[The request]
Present the listing from its first line through the line containing "- legend: Ki", inclusive, as a JSON list of strings with one string per line and blank lines omitted.

[Material shown]

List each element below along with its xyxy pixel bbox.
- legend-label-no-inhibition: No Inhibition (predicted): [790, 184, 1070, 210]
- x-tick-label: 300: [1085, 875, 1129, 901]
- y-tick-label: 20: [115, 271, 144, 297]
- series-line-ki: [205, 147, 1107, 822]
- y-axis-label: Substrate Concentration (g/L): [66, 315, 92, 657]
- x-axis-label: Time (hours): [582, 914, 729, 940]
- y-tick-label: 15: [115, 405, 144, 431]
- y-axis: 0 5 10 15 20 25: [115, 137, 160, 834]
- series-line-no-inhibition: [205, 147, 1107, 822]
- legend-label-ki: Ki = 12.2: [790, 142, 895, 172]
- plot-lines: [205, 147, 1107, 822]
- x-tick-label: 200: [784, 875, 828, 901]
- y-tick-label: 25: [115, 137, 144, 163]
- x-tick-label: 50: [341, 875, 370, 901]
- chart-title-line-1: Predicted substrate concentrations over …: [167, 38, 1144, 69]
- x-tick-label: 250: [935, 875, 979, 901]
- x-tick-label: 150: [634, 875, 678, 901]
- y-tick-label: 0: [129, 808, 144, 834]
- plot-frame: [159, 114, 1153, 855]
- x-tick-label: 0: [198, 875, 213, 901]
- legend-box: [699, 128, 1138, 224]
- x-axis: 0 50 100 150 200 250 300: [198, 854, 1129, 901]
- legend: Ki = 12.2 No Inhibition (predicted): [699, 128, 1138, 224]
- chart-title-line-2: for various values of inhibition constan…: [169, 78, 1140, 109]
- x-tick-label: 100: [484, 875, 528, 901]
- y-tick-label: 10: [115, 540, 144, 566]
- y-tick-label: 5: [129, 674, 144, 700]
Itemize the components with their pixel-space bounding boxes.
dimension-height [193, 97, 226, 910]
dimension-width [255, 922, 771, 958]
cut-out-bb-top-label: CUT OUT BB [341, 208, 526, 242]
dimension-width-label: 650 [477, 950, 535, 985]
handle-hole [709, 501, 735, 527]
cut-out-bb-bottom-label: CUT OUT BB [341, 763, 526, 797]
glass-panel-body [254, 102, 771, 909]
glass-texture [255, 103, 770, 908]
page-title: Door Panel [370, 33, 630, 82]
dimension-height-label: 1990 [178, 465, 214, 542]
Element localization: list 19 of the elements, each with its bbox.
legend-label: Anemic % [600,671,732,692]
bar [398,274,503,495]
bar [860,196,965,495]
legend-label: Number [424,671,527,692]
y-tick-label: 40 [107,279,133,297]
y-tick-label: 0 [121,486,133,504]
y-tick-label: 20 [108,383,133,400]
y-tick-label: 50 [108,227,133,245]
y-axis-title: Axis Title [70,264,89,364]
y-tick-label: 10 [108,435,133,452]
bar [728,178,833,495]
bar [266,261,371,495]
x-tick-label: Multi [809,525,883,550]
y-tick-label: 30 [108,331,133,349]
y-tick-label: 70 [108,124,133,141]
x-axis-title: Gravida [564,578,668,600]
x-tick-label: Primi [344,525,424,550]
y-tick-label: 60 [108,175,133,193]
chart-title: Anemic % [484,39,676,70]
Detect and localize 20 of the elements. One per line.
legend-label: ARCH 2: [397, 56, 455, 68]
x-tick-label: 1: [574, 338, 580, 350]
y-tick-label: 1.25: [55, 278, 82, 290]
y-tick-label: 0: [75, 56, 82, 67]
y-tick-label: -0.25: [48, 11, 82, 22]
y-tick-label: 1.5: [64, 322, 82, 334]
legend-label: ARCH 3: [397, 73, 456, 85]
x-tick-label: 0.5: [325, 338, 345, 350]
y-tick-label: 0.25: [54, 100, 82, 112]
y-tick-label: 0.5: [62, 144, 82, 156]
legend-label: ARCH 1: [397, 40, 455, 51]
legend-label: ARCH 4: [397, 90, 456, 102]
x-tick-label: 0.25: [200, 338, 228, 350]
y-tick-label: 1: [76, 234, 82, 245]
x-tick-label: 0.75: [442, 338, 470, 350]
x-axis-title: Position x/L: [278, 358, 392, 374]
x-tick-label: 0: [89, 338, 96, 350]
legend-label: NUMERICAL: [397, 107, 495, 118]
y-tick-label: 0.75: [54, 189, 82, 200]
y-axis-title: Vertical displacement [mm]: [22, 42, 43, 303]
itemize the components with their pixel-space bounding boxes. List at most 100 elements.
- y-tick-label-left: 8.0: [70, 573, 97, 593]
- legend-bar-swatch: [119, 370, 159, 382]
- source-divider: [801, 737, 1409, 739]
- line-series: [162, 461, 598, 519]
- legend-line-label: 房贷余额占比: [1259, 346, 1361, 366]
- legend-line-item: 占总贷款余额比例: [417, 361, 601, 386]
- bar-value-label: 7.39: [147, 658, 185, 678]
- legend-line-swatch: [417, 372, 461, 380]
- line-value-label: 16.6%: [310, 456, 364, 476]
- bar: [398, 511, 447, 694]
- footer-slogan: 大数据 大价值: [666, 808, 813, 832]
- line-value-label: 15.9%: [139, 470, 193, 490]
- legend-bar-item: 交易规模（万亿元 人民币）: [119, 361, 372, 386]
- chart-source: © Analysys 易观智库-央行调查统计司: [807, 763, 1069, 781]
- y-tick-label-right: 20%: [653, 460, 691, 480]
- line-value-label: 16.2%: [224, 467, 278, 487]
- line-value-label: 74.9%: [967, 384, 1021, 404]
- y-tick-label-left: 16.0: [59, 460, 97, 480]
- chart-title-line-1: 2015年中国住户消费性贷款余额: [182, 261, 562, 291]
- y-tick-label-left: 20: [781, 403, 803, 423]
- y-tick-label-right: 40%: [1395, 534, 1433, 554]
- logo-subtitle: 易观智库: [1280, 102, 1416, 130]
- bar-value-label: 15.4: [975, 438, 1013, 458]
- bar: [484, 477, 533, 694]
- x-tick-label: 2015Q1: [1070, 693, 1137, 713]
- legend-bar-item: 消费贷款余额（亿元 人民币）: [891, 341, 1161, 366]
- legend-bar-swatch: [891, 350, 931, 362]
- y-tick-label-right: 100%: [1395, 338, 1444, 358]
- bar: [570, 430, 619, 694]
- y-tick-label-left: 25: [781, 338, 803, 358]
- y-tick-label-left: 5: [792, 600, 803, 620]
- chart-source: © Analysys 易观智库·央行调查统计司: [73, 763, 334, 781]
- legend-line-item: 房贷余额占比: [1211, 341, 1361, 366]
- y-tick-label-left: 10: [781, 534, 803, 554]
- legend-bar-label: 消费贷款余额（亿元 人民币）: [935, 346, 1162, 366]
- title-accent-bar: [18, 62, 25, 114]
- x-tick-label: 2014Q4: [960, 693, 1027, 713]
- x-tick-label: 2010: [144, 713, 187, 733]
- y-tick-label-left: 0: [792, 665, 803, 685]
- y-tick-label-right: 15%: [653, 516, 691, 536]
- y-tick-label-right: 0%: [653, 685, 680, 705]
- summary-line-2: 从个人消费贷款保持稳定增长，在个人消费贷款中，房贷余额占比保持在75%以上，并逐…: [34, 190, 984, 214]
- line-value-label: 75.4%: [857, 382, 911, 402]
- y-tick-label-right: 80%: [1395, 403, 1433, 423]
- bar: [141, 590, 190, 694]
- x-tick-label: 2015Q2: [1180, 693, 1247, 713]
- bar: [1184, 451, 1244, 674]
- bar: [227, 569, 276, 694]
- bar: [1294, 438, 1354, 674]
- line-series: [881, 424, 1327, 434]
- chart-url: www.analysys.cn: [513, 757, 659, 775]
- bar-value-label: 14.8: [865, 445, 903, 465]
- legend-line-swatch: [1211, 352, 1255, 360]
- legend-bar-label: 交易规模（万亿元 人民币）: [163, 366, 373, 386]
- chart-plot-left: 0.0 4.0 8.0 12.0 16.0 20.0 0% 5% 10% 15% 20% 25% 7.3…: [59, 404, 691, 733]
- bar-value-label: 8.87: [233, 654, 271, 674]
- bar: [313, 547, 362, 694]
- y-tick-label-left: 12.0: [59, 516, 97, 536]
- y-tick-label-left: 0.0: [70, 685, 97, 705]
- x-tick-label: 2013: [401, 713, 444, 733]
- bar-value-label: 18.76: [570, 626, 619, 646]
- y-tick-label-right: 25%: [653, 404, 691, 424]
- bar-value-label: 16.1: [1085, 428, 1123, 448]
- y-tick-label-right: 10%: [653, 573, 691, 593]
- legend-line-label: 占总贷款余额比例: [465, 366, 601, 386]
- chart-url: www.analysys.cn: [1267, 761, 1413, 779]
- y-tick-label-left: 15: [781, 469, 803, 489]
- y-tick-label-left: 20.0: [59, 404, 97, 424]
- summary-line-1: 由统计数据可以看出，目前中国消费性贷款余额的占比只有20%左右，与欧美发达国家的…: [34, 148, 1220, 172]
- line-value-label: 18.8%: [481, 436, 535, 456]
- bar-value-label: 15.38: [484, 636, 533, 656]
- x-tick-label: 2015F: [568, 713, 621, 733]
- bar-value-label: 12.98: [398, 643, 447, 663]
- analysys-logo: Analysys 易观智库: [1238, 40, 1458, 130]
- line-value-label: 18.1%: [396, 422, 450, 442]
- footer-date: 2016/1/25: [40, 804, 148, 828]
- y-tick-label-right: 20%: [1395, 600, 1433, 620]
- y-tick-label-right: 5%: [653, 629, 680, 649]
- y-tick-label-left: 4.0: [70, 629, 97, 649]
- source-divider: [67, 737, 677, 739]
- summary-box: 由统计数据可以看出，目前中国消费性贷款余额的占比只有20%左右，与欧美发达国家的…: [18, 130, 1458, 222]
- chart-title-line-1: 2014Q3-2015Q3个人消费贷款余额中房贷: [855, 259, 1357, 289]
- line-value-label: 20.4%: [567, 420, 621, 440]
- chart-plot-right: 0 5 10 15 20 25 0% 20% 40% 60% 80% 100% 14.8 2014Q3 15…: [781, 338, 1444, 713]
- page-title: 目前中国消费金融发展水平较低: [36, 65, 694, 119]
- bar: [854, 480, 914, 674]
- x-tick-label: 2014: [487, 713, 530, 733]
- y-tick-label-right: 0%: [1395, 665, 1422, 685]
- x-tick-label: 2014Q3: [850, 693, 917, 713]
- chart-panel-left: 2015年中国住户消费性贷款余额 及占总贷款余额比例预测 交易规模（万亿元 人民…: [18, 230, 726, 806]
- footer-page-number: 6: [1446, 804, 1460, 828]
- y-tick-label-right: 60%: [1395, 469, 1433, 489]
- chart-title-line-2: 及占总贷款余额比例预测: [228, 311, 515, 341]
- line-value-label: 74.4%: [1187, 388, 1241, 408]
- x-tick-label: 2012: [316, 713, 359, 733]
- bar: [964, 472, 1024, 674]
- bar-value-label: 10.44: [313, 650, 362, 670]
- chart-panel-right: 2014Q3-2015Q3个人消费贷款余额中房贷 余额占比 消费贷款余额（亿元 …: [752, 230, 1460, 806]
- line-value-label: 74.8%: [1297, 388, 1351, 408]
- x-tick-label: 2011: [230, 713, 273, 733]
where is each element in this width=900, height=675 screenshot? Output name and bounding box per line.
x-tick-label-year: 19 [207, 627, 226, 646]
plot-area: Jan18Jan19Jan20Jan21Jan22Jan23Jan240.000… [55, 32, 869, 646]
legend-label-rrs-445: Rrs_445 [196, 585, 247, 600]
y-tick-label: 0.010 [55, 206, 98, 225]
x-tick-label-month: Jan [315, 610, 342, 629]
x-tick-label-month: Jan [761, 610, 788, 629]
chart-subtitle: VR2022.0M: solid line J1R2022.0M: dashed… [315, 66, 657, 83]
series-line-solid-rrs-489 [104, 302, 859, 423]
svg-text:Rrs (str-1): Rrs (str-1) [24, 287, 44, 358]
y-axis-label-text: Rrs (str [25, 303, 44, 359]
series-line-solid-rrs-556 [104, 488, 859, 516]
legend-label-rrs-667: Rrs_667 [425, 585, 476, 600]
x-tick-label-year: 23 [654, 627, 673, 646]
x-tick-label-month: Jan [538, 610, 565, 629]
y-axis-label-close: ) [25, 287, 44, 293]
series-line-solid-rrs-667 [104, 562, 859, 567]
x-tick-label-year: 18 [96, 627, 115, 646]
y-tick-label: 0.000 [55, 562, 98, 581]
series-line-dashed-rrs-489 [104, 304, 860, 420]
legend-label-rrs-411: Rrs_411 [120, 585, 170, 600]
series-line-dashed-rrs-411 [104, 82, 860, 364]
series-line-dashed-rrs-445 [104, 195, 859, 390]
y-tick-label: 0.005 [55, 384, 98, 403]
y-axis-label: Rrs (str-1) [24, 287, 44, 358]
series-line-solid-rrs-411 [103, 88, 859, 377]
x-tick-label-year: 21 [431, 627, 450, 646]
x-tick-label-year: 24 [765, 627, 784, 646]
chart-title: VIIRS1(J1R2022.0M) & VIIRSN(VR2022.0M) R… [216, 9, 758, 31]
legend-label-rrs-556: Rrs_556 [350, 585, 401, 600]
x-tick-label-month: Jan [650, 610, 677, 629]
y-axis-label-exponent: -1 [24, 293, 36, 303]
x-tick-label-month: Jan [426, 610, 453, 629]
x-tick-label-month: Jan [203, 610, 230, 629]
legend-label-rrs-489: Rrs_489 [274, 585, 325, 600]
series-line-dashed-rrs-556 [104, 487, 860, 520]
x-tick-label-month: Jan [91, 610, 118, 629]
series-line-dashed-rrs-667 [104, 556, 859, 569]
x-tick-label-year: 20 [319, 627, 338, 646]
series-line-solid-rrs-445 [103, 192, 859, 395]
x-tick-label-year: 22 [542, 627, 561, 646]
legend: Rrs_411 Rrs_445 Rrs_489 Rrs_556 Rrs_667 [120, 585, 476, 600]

[Complete response]
[
  "List each element below along with its xyxy pixel bbox.",
  "- legend-label-no-inhibition: No Inhibition (predicted): [790, 184, 1070, 210]",
  "- x-tick-label: 300: [1085, 875, 1129, 901]",
  "- y-tick-label: 20: [115, 271, 144, 297]",
  "- series-line-ki: [205, 147, 1107, 822]",
  "- y-axis-label: Substrate Concentration (g/L): [66, 315, 92, 657]",
  "- x-axis-label: Time (hours): [582, 914, 729, 940]",
  "- y-tick-label: 15: [115, 405, 144, 431]",
  "- y-axis: 0 5 10 15 20 25: [115, 137, 160, 834]",
  "- series-line-no-inhibition: [205, 147, 1107, 822]",
  "- legend-label-ki: Ki = 12.2: [790, 142, 895, 172]",
  "- plot-lines: [205, 147, 1107, 822]",
  "- x-tick-label: 200: [784, 875, 828, 901]",
  "- y-tick-label: 25: [115, 137, 144, 163]",
  "- x-tick-label: 50: [341, 875, 370, 901]",
  "- chart-title-line-1: Predicted substrate concentrations over …: [167, 38, 1144, 69]",
  "- x-tick-label: 250: [935, 875, 979, 901]",
  "- x-tick-label: 150: [634, 875, 678, 901]",
  "- y-tick-label: 0: [129, 808, 144, 834]",
  "- plot-frame: [159, 114, 1153, 855]",
  "- x-tick-label: 0: [198, 875, 213, 901]",
  "- legend-box: [699, 128, 1138, 224]",
  "- x-axis: 0 50 100 150 200 250 300: [198, 854, 1129, 901]",
  "- legend: Ki = 12.2 No Inhibition (predicted): [699, 128, 1138, 224]"
]